• _Objective_:
Output the data exactly, with every line intact.

• _Records supplied_:
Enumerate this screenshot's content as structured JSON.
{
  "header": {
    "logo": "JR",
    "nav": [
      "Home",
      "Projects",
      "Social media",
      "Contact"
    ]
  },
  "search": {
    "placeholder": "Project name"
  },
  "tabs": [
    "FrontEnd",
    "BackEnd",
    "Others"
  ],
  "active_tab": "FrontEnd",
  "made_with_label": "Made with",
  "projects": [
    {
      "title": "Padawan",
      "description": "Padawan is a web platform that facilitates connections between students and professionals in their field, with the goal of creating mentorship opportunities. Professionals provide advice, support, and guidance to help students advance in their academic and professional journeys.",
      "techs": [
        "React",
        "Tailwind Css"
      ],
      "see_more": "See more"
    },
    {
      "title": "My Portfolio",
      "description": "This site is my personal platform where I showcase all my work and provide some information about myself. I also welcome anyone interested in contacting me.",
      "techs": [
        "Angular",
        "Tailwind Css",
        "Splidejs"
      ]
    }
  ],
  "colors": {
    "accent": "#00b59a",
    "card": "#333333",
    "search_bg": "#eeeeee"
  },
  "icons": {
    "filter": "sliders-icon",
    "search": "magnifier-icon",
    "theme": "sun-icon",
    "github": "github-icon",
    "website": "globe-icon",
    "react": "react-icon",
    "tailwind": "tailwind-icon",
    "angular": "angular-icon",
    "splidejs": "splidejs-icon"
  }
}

• _Final result_:
Enumerate this screenshot's content as structured JSON.
{
  "header": {
    "logo": "JR",
    "nav": [
      "Home",
      "Projects",
      "Social media",
      "Contact"
    ]
  },
  "search": {
    "placeholder": "Project name"
  },
  "tabs": [
    "FrontEnd",
    "BackEnd",
    "Others"
  ],
  "active_tab": "FrontEnd",
  "made_with_label": "Made with",
  "projects": [
    {
      "title": "Padawan",
      "description": "Padawan is a web platform that facilitates connections between students and professionals in their field, with the goal of creating mentorship opportunities. Professionals provide advice, support, and guidance to help students advance in their academic and professional journeys.",
      "techs": [
        "React",
        "Tailwind Css"
      ],
      "see_more": "See more"
    },
    {
      "title": "My Portfolio",
      "description": "This site is my personal platform where I showcase all my work and provide some information about myself. I also welcome anyone interested in contacting me.",
      "techs": [
        "Angular",
        "Tailwind Css",
        "Splidejs"
      ]
    }
  ],
  "colors": {
    "accent": "#00b59a",
    "card": "#333333",
    "search_bg": "#eeeeee"
  },
  "icons": {
    "filter": "sliders-icon",
    "search": "magnifier-icon",
    "theme": "sun-icon",
    "github": "github-icon",
    "website": "globe-icon",
    "react": "react-icon",
    "tailwind": "tailwind-icon",
    "angular": "angular-icon",
    "splidejs": "splidejs-icon"
  }
}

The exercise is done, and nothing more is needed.